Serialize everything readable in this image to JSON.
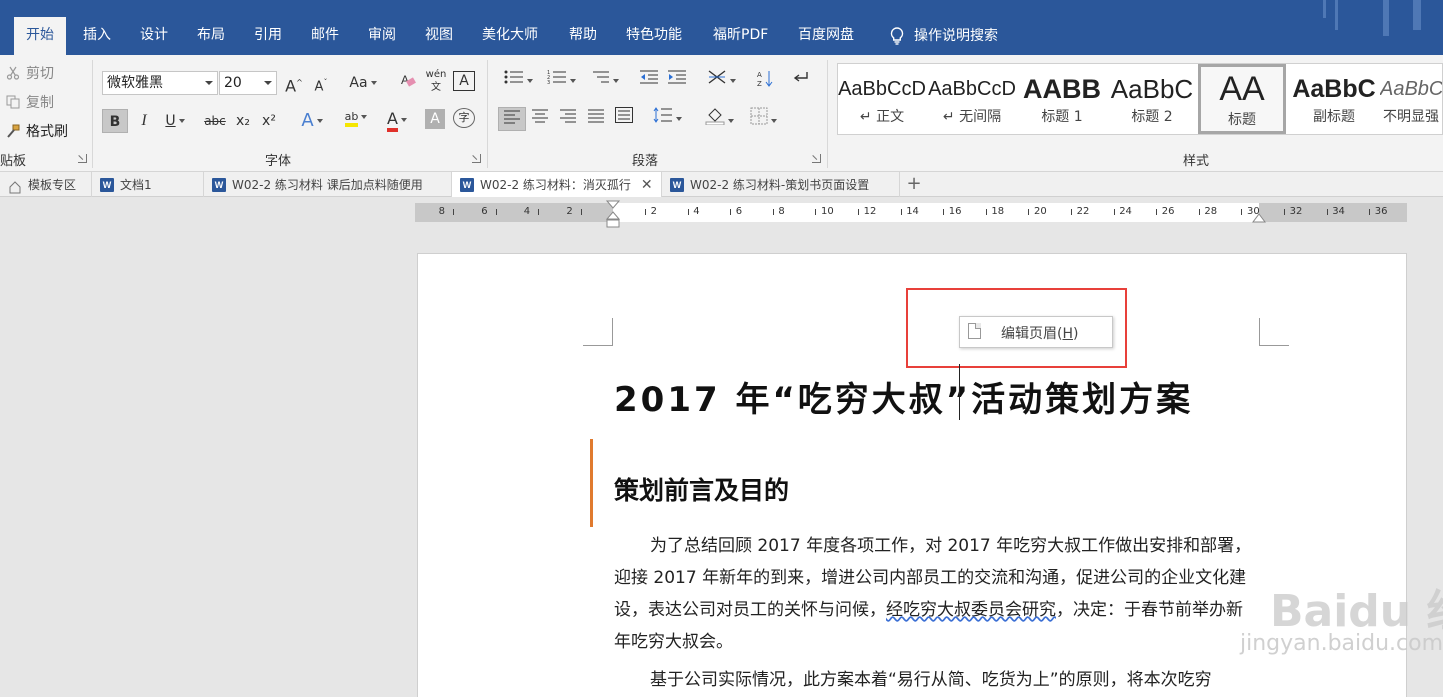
{
  "menu": {
    "tabs": [
      "开始",
      "插入",
      "设计",
      "布局",
      "引用",
      "邮件",
      "审阅",
      "视图",
      "美化大师",
      "帮助",
      "特色功能",
      "福昕PDF",
      "百度网盘"
    ],
    "active_tab": "开始",
    "search_label": "操作说明搜索"
  },
  "ribbon": {
    "clipboard": {
      "cut": "剪切",
      "copy": "复制",
      "format_painter": "格式刷",
      "group_label": "贴板"
    },
    "font": {
      "font_name": "微软雅黑",
      "font_size": "20",
      "grow": "A",
      "shrink": "A",
      "change_case": "Aa",
      "phonetic": "wén 文",
      "border_char": "A",
      "bold": "B",
      "italic": "I",
      "underline": "U",
      "strikethrough": "abc",
      "subscript": "x₂",
      "superscript": "x²",
      "text_effect": "A",
      "highlight": "ab",
      "font_color": "A",
      "shading": "A",
      "enclose": "字",
      "group_label": "字体"
    },
    "paragraph": {
      "group_label": "段落"
    },
    "styles": {
      "group_label": "样式",
      "items": [
        {
          "sample": "AaBbCcD",
          "name": "↵ 正文"
        },
        {
          "sample": "AaBbCcD",
          "name": "↵ 无间隔"
        },
        {
          "sample": "AABB",
          "name": "标题 1"
        },
        {
          "sample": "AaBbC",
          "name": "标题 2"
        },
        {
          "sample": "AA",
          "name": "标题"
        },
        {
          "sample": "AaBbC",
          "name": "副标题"
        },
        {
          "sample": "AaBbCc",
          "name": "不明显强"
        }
      ]
    }
  },
  "doc_tabs": [
    {
      "label": "模板专区"
    },
    {
      "label": "文档1"
    },
    {
      "label": "W02-2 练习材料 课后加点料随便用"
    },
    {
      "label": "W02-2 练习材料：消灭孤行"
    },
    {
      "label": "W02-2 练习材料-策划书页面设置"
    }
  ],
  "ruler": {
    "left_numbers": [
      "8",
      "6",
      "4",
      "2"
    ],
    "right_numbers": [
      "2",
      "4",
      "6",
      "8",
      "10",
      "12",
      "14",
      "16",
      "18",
      "20",
      "22",
      "24",
      "26",
      "28",
      "30",
      "32",
      "34",
      "36"
    ]
  },
  "document": {
    "edit_header_label": "编辑页眉(H)",
    "edit_header_text": "编辑页眉(",
    "edit_header_key": "H",
    "edit_header_close": ")",
    "title": "2017 年“吃穷大叔”活动策划方案",
    "heading": "策划前言及目的",
    "para1_a": "为了总结回顾 2017 年度各项工作，对 2017 年吃穷大叔工作做出安排和部署，迎接 2017 年新年的到来，增进公司内部员工的交流和沟通，促进公司的企业文化建设，表达公司对员工的关怀与问候，",
    "para1_b": "经吃穷大叔委员会研究",
    "para1_c": "，决定：于春节前举办新年吃穷大叔会。",
    "para2": "基于公司实际情况，此方案本着“易行从简、吃货为上”的原则，将本次吃穷"
  },
  "watermark": {
    "big": "Baidu 经验",
    "small": "jingyan.baidu.com"
  },
  "colors": {
    "menubar": "#2b579a",
    "highlight_box": "#e8403a",
    "accent_bar": "#e07a2e"
  }
}
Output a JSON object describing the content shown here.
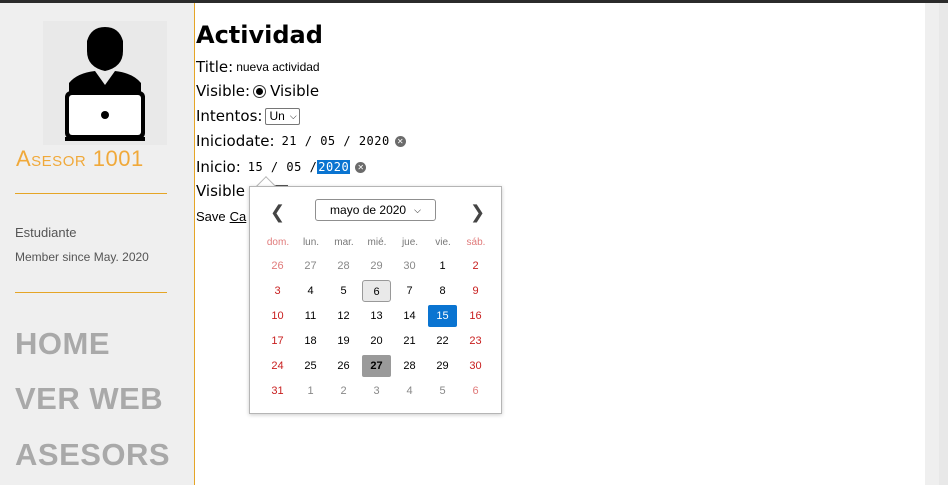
{
  "sidebar": {
    "site_name": "Asesor 1001",
    "role": "Estudiante",
    "member_since": "Member since May. 2020",
    "nav": [
      "HOME",
      "VER WEB",
      "ASESORS"
    ]
  },
  "form": {
    "heading": "Actividad",
    "title_label": "Title:",
    "title_value": "nueva actividad",
    "visible_label": "Visible:",
    "visible_option": "Visible",
    "intentos_label": "Intentos:",
    "intentos_value": "Un",
    "iniciodate_label": "Iniciodate:",
    "iniciodate_value": "21 / 05 / 2020",
    "inicio_label": "Inicio:",
    "inicio_day": "15",
    "inicio_month": "05",
    "inicio_year": "2020",
    "visible2_label": "Visible",
    "save_label": "Save",
    "cancel_label": "Ca"
  },
  "calendar": {
    "month_label": "mayo de 2020",
    "weekdays": [
      "dom.",
      "lun.",
      "mar.",
      "mié.",
      "jue.",
      "vie.",
      "sáb."
    ],
    "weeks": [
      [
        "26",
        "27",
        "28",
        "29",
        "30",
        "1",
        "2"
      ],
      [
        "3",
        "4",
        "5",
        "6",
        "7",
        "8",
        "9"
      ],
      [
        "10",
        "11",
        "12",
        "13",
        "14",
        "15",
        "16"
      ],
      [
        "17",
        "18",
        "19",
        "20",
        "21",
        "22",
        "23"
      ],
      [
        "24",
        "25",
        "26",
        "27",
        "28",
        "29",
        "30"
      ],
      [
        "31",
        "1",
        "2",
        "3",
        "4",
        "5",
        "6"
      ]
    ],
    "selected_day": "15",
    "today_day": "27",
    "focused_day": "6",
    "colors": {
      "weekend": "#c81e1e",
      "weekend_other": "#e07a7a",
      "other_month": "#888888",
      "selected_bg": "#0a74d1",
      "today_bg": "#9a9a9a",
      "focus_bg": "#e9e9e9"
    }
  }
}
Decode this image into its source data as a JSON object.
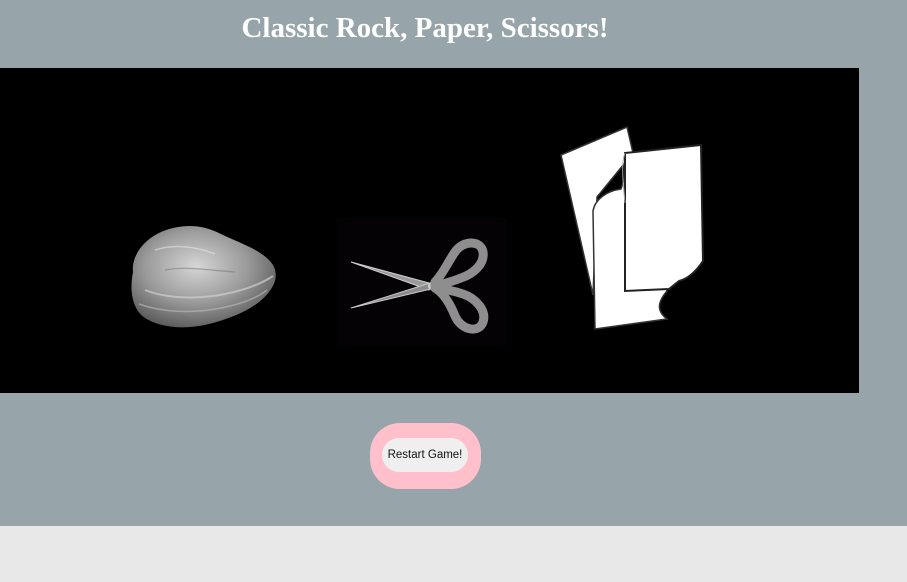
{
  "page": {
    "title": "Classic Rock, Paper, Scissors!"
  },
  "choices": [
    {
      "id": "rock",
      "icon": "rock-icon"
    },
    {
      "id": "scissors",
      "icon": "scissors-icon"
    },
    {
      "id": "paper",
      "icon": "paper-icon"
    }
  ],
  "controls": {
    "restart_label": "Restart Game!"
  },
  "colors": {
    "background": "#97a4a9",
    "board": "#000000",
    "restart_frame": "#ffc0cb",
    "restart_button": "#efefef",
    "page_below": "#e8e8e8"
  }
}
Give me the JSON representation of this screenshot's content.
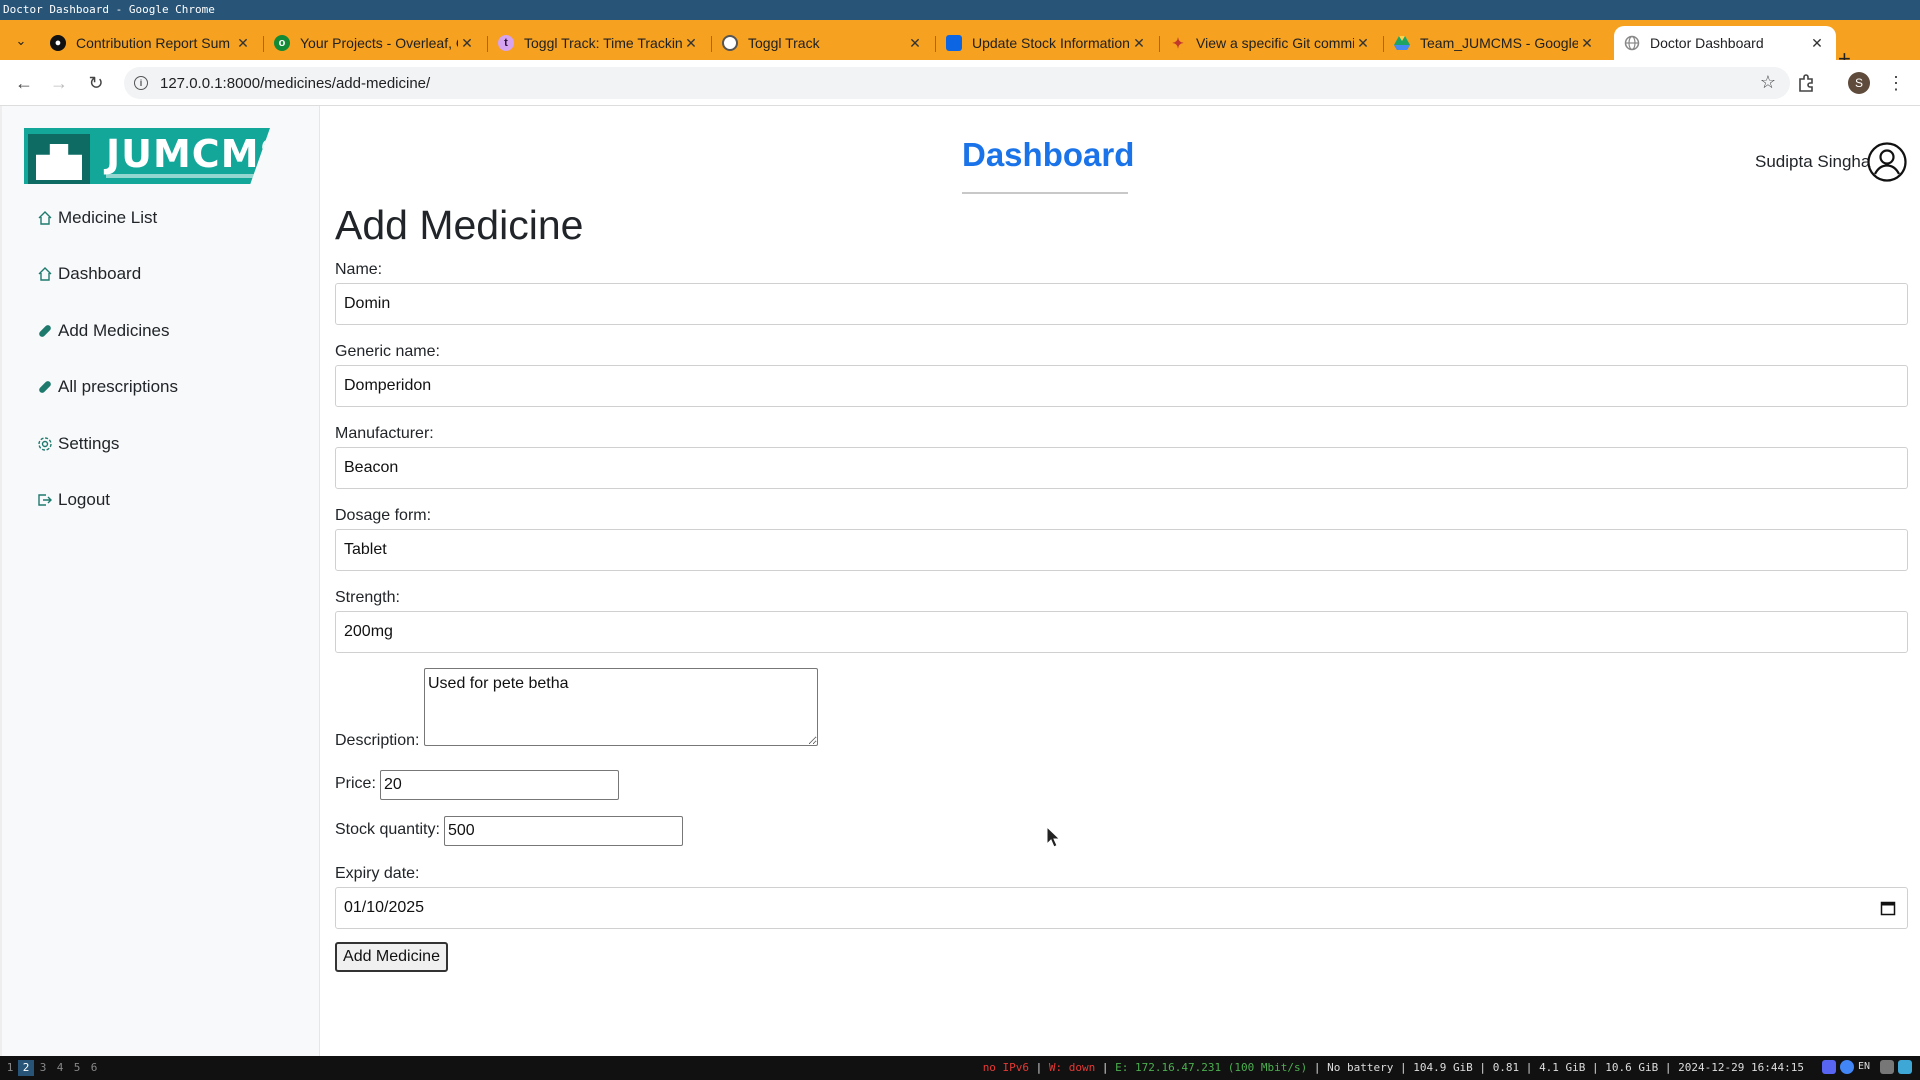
{
  "window": {
    "title": "Doctor Dashboard - Google Chrome"
  },
  "tabs": [
    {
      "title": "Contribution Report Sum",
      "icon": "github-icon"
    },
    {
      "title": "Your Projects - Overleaf, O",
      "icon": "overleaf-icon"
    },
    {
      "title": "Toggl Track: Time Tracking",
      "icon": "toggl-icon"
    },
    {
      "title": "Toggl Track",
      "icon": "toggl-icon"
    },
    {
      "title": "Update Stock Information",
      "icon": "trello-icon"
    },
    {
      "title": "View a specific Git commit",
      "icon": "git-icon"
    },
    {
      "title": "Team_JUMCMS - Google D",
      "icon": "drive-icon"
    },
    {
      "title": "Doctor Dashboard",
      "icon": "globe-icon",
      "active": true
    }
  ],
  "browser": {
    "url": "127.0.0.1:8000/medicines/add-medicine/",
    "profile_initial": "S"
  },
  "app": {
    "logo_text": "JUMCMS",
    "header_title": "Dashboard",
    "user_name": "Sudipta Singha"
  },
  "sidebar": {
    "items": [
      {
        "label": "Medicine List",
        "icon": "home-icon"
      },
      {
        "label": "Dashboard",
        "icon": "home-icon"
      },
      {
        "label": "Add Medicines",
        "icon": "capsule-icon"
      },
      {
        "label": "All prescriptions",
        "icon": "capsule-icon"
      },
      {
        "label": "Settings",
        "icon": "gear-icon"
      },
      {
        "label": "Logout",
        "icon": "logout-icon"
      }
    ]
  },
  "form": {
    "title": "Add Medicine",
    "name_label": "Name:",
    "name_value": "Domin",
    "generic_label": "Generic name:",
    "generic_value": "Domperidon",
    "manufacturer_label": "Manufacturer:",
    "manufacturer_value": "Beacon",
    "dosage_label": "Dosage form:",
    "dosage_value": "Tablet",
    "strength_label": "Strength:",
    "strength_value": "200mg",
    "description_label": "Description:",
    "description_value": "Used for pete betha",
    "price_label": "Price:",
    "price_value": "20",
    "stock_label": "Stock quantity:",
    "stock_value": "500",
    "expiry_label": "Expiry date:",
    "expiry_value": "01/10/2025",
    "submit_label": "Add Medicine"
  },
  "statusbar": {
    "workspaces": [
      "1",
      "2",
      "3",
      "4",
      "5",
      "6"
    ],
    "active_workspace": "2",
    "ipv6": "no IPv6",
    "wifi": "W: down",
    "ethernet": "E: 172.16.47.231 (100 Mbit/s)",
    "battery": "No battery",
    "disk": "104.9 GiB",
    "load": "0.81",
    "memory": "4.1 GiB | 10.6 GiB",
    "datetime": "2024-12-29 16:44:15",
    "lang": "EN"
  },
  "colors": {
    "tabstrip": "#f6a11f",
    "accent": "#1a73e8",
    "logo": "#13a79a",
    "sidebar_icon": "#1f7a6e"
  }
}
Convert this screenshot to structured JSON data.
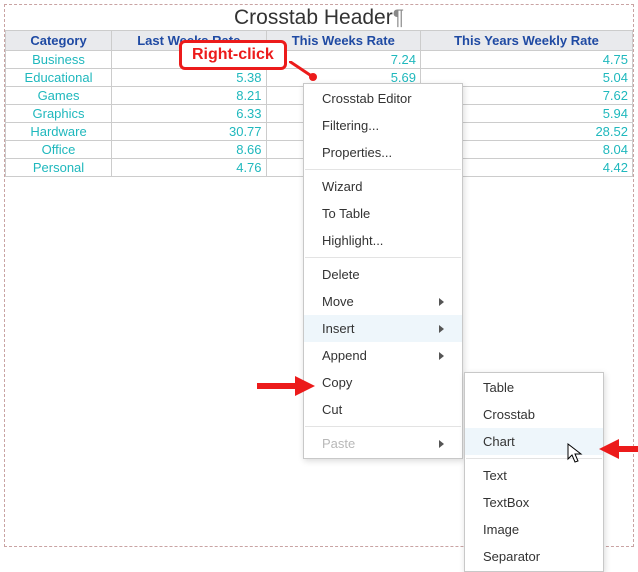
◇ ◇ ◇ ◇
Read the data above and pull out each line that holds the string "练习材料".

◆ **ANSWER TO THE TASK**
      "label": "W02-2 练习材料 课后加点料随便用"
      "label": "W02-2 练习材料：消灭孤行"
      "label": "W02-2 练习材料-策划书页面设置"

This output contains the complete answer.